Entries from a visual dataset
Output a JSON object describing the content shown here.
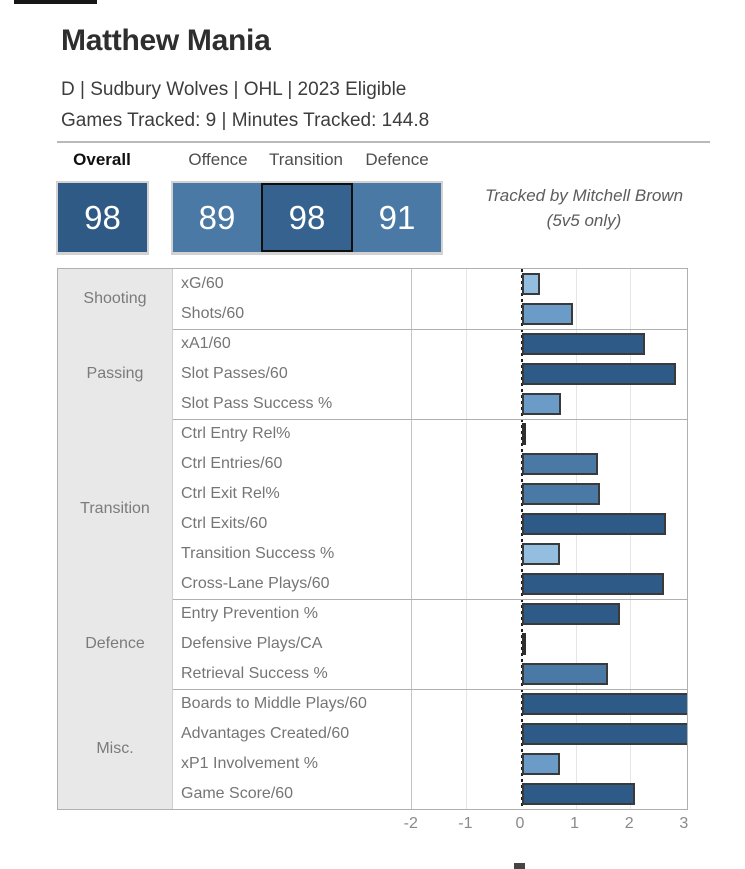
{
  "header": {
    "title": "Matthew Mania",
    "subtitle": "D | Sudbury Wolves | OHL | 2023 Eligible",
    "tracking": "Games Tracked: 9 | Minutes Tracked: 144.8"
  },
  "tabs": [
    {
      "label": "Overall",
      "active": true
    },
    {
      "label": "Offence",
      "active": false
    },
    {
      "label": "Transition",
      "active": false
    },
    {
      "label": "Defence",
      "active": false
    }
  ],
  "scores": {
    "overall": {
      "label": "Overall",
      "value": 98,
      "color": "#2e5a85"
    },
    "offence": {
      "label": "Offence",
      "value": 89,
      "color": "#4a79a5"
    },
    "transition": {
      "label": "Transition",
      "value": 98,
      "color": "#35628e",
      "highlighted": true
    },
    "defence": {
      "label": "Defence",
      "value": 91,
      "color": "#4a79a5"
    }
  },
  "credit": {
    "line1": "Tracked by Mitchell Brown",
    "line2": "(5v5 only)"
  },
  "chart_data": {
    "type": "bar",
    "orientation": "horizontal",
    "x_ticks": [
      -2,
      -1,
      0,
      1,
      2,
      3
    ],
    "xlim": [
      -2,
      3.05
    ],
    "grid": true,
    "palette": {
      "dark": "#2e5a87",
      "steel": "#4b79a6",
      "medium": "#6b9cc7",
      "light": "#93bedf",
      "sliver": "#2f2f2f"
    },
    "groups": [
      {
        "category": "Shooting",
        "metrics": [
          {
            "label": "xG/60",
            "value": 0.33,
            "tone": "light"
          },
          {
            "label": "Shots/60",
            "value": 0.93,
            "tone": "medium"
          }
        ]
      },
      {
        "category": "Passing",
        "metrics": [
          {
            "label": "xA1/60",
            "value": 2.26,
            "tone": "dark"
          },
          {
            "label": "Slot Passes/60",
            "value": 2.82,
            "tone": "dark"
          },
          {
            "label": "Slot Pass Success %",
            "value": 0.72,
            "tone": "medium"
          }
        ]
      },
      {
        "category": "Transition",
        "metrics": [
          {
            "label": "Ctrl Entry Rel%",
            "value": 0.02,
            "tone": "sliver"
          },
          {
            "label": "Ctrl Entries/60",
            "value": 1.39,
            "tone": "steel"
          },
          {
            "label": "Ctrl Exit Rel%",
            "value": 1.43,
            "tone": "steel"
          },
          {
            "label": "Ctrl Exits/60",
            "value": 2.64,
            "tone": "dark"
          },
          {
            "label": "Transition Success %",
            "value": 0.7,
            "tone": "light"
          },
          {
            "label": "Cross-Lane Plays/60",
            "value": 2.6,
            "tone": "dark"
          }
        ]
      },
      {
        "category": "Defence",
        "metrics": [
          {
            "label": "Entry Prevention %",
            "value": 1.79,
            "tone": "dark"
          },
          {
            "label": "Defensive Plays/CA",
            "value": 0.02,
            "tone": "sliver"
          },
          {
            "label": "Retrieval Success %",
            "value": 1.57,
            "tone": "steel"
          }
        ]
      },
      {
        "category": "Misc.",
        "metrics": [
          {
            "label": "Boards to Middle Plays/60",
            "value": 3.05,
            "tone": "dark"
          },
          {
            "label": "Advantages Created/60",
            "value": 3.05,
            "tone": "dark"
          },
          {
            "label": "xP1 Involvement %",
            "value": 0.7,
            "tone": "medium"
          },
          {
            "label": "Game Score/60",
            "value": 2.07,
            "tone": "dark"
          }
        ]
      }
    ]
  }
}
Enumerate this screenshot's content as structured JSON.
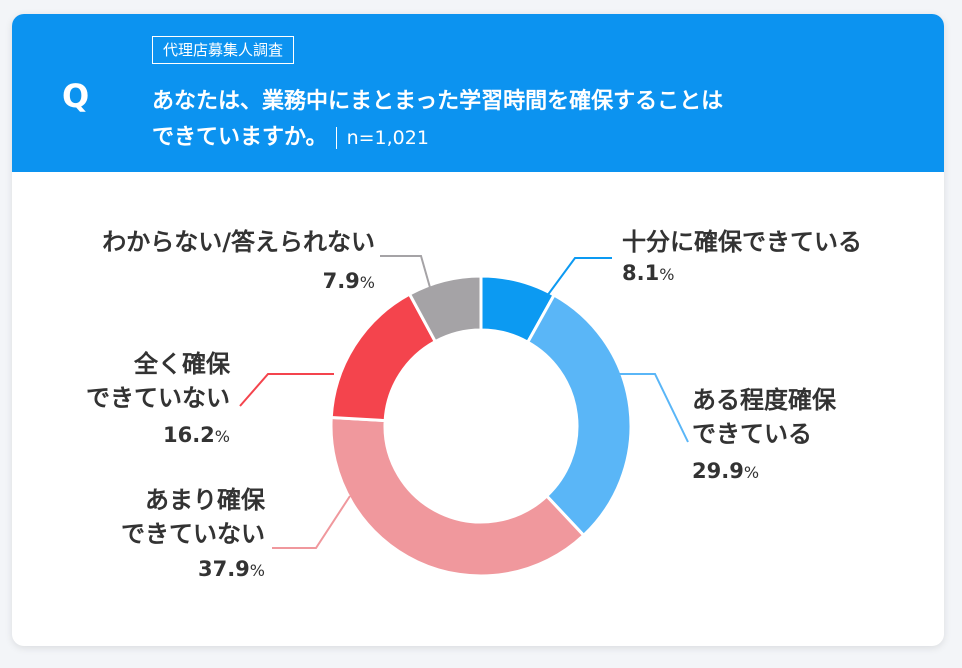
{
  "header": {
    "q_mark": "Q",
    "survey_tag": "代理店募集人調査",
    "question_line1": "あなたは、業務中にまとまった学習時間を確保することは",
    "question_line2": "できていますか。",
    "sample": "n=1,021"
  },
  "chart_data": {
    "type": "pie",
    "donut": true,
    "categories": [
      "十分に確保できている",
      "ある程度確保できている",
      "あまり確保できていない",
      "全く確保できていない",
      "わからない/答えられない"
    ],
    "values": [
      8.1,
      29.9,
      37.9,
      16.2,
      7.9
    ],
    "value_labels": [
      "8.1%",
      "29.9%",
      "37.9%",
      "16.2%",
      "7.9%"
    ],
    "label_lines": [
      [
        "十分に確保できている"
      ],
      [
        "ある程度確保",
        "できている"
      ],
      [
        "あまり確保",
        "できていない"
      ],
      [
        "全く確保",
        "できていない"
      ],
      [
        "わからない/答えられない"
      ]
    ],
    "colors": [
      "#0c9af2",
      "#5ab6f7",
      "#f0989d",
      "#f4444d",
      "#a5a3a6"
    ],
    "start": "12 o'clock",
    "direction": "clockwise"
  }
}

▶ [EXERCISE TASK] Reproduce all of the entries word for word, skipping any pictures they hold.

▶ [COMPLETE RESPONSE]
Output a JSON object describing the content shown here.
{
  "header": {
    "title": "Matthew Mania",
    "subtitle": "D | Sudbury Wolves | OHL | 2023 Eligible",
    "tracking": "Games Tracked: 9 | Minutes Tracked: 144.8"
  },
  "tabs": [
    {
      "label": "Overall",
      "active": true
    },
    {
      "label": "Offence",
      "active": false
    },
    {
      "label": "Transition",
      "active": false
    },
    {
      "label": "Defence",
      "active": false
    }
  ],
  "scores": {
    "overall": {
      "label": "Overall",
      "value": 98,
      "color": "#2e5a85"
    },
    "offence": {
      "label": "Offence",
      "value": 89,
      "color": "#4a79a5"
    },
    "transition": {
      "label": "Transition",
      "value": 98,
      "color": "#35628e",
      "highlighted": true
    },
    "defence": {
      "label": "Defence",
      "value": 91,
      "color": "#4a79a5"
    }
  },
  "credit": {
    "line1": "Tracked by Mitchell Brown",
    "line2": "(5v5 only)"
  },
  "chart_data": {
    "type": "bar",
    "orientation": "horizontal",
    "x_ticks": [
      -2,
      -1,
      0,
      1,
      2,
      3
    ],
    "xlim": [
      -2,
      3.05
    ],
    "grid": true,
    "palette": {
      "dark": "#2e5a87",
      "steel": "#4b79a6",
      "medium": "#6b9cc7",
      "light": "#93bedf",
      "sliver": "#2f2f2f"
    },
    "groups": [
      {
        "category": "Shooting",
        "metrics": [
          {
            "label": "xG/60",
            "value": 0.33,
            "tone": "light"
          },
          {
            "label": "Shots/60",
            "value": 0.93,
            "tone": "medium"
          }
        ]
      },
      {
        "category": "Passing",
        "metrics": [
          {
            "label": "xA1/60",
            "value": 2.26,
            "tone": "dark"
          },
          {
            "label": "Slot Passes/60",
            "value": 2.82,
            "tone": "dark"
          },
          {
            "label": "Slot Pass Success %",
            "value": 0.72,
            "tone": "medium"
          }
        ]
      },
      {
        "category": "Transition",
        "metrics": [
          {
            "label": "Ctrl Entry Rel%",
            "value": 0.02,
            "tone": "sliver"
          },
          {
            "label": "Ctrl Entries/60",
            "value": 1.39,
            "tone": "steel"
          },
          {
            "label": "Ctrl Exit Rel%",
            "value": 1.43,
            "tone": "steel"
          },
          {
            "label": "Ctrl Exits/60",
            "value": 2.64,
            "tone": "dark"
          },
          {
            "label": "Transition Success %",
            "value": 0.7,
            "tone": "light"
          },
          {
            "label": "Cross-Lane Plays/60",
            "value": 2.6,
            "tone": "dark"
          }
        ]
      },
      {
        "category": "Defence",
        "metrics": [
          {
            "label": "Entry Prevention %",
            "value": 1.79,
            "tone": "dark"
          },
          {
            "label": "Defensive Plays/CA",
            "value": 0.02,
            "tone": "sliver"
          },
          {
            "label": "Retrieval Success %",
            "value": 1.57,
            "tone": "steel"
          }
        ]
      },
      {
        "category": "Misc.",
        "metrics": [
          {
            "label": "Boards to Middle Plays/60",
            "value": 3.05,
            "tone": "dark"
          },
          {
            "label": "Advantages Created/60",
            "value": 3.05,
            "tone": "dark"
          },
          {
            "label": "xP1 Involvement %",
            "value": 0.7,
            "tone": "medium"
          },
          {
            "label": "Game Score/60",
            "value": 2.07,
            "tone": "dark"
          }
        ]
      }
    ]
  }
}
Enumerate this screenshot's content as structured JSON.
{
  "header": {
    "q_mark": "Q",
    "survey_tag": "代理店募集人調査",
    "question_line1": "あなたは、業務中にまとまった学習時間を確保することは",
    "question_line2": "できていますか。",
    "sample": "n=1,021"
  },
  "chart_data": {
    "type": "pie",
    "donut": true,
    "categories": [
      "十分に確保できている",
      "ある程度確保できている",
      "あまり確保できていない",
      "全く確保できていない",
      "わからない/答えられない"
    ],
    "values": [
      8.1,
      29.9,
      37.9,
      16.2,
      7.9
    ],
    "value_labels": [
      "8.1%",
      "29.9%",
      "37.9%",
      "16.2%",
      "7.9%"
    ],
    "label_lines": [
      [
        "十分に確保できている"
      ],
      [
        "ある程度確保",
        "できている"
      ],
      [
        "あまり確保",
        "できていない"
      ],
      [
        "全く確保",
        "できていない"
      ],
      [
        "わからない/答えられない"
      ]
    ],
    "colors": [
      "#0c9af2",
      "#5ab6f7",
      "#f0989d",
      "#f4444d",
      "#a5a3a6"
    ],
    "start": "12 o'clock",
    "direction": "clockwise"
  }
}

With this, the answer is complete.